■ Required task
Return every row below unchanged, character for character.

■ Data for this exercise
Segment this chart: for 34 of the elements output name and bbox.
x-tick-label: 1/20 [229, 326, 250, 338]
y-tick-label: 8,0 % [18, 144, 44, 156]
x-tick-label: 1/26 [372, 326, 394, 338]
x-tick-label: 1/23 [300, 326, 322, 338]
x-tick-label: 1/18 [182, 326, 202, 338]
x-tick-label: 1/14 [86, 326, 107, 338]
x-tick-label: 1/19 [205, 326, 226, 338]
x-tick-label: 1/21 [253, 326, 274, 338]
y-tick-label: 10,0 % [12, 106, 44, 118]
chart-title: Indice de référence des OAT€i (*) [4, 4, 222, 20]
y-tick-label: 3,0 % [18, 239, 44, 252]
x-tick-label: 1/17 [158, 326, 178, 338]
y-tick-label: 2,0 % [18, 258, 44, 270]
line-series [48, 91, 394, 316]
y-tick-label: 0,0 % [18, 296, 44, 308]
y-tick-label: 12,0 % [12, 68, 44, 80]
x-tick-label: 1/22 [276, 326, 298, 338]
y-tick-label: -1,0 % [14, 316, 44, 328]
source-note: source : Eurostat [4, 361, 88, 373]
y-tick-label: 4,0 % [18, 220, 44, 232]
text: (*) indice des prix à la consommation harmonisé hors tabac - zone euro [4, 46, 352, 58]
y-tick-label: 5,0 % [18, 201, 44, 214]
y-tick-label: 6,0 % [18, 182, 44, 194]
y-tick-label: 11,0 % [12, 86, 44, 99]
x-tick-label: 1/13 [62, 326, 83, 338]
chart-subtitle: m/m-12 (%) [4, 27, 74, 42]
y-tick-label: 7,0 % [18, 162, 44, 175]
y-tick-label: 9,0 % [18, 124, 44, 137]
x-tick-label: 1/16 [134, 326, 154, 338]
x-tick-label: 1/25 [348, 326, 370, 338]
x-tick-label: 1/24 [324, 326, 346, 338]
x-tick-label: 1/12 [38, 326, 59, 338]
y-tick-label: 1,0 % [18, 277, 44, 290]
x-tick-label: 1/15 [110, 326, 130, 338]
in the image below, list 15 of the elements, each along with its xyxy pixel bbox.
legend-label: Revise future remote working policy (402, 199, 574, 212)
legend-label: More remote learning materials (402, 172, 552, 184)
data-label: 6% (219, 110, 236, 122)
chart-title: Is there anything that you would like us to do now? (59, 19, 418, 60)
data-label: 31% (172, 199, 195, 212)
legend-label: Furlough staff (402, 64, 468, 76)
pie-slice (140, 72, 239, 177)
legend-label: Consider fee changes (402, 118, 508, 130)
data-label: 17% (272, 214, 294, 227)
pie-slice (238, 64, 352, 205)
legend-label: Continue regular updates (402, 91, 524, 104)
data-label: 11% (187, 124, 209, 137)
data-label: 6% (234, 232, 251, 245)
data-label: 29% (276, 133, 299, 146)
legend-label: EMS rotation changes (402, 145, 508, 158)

■ Complete response
Segment this chart: for 34 of the elements output name and bbox.
x-tick-label: 1/20 [229, 326, 250, 338]
y-tick-label: 8,0 % [18, 144, 44, 156]
x-tick-label: 1/26 [372, 326, 394, 338]
x-tick-label: 1/23 [300, 326, 322, 338]
x-tick-label: 1/18 [182, 326, 202, 338]
x-tick-label: 1/14 [86, 326, 107, 338]
x-tick-label: 1/19 [205, 326, 226, 338]
x-tick-label: 1/21 [253, 326, 274, 338]
y-tick-label: 10,0 % [12, 106, 44, 118]
chart-title: Indice de référence des OAT€i (*) [4, 4, 222, 20]
y-tick-label: 3,0 % [18, 239, 44, 252]
x-tick-label: 1/17 [158, 326, 178, 338]
y-tick-label: 2,0 % [18, 258, 44, 270]
line-series [48, 91, 394, 316]
y-tick-label: 0,0 % [18, 296, 44, 308]
y-tick-label: 12,0 % [12, 68, 44, 80]
x-tick-label: 1/22 [276, 326, 298, 338]
y-tick-label: -1,0 % [14, 316, 44, 328]
source-note: source : Eurostat [4, 361, 88, 373]
y-tick-label: 4,0 % [18, 220, 44, 232]
text: (*) indice des prix à la consommation harmonisé hors tabac - zone euro [4, 46, 352, 58]
y-tick-label: 5,0 % [18, 201, 44, 214]
y-tick-label: 6,0 % [18, 182, 44, 194]
y-tick-label: 11,0 % [12, 86, 44, 99]
x-tick-label: 1/13 [62, 326, 83, 338]
chart-subtitle: m/m-12 (%) [4, 27, 74, 42]
y-tick-label: 7,0 % [18, 162, 44, 175]
y-tick-label: 9,0 % [18, 124, 44, 137]
x-tick-label: 1/16 [134, 326, 154, 338]
x-tick-label: 1/25 [348, 326, 370, 338]
x-tick-label: 1/24 [324, 326, 346, 338]
x-tick-label: 1/12 [38, 326, 59, 338]
y-tick-label: 1,0 % [18, 277, 44, 290]
x-tick-label: 1/15 [110, 326, 130, 338]
in the image below, list 15 of the elements, each along with its xyxy pixel bbox.
legend-label: Revise future remote working policy (402, 199, 574, 212)
legend-label: More remote learning materials (402, 172, 552, 184)
data-label: 6% (219, 110, 236, 122)
chart-title: Is there anything that you would like us to do now? (59, 19, 418, 60)
data-label: 31% (172, 199, 195, 212)
legend-label: Furlough staff (402, 64, 468, 76)
pie-slice (140, 72, 239, 177)
legend-label: Consider fee changes (402, 118, 508, 130)
data-label: 17% (272, 214, 294, 227)
pie-slice (238, 64, 352, 205)
legend-label: Continue regular updates (402, 91, 524, 104)
data-label: 11% (187, 124, 209, 137)
data-label: 6% (234, 232, 251, 245)
data-label: 29% (276, 133, 299, 146)
legend-label: EMS rotation changes (402, 145, 508, 158)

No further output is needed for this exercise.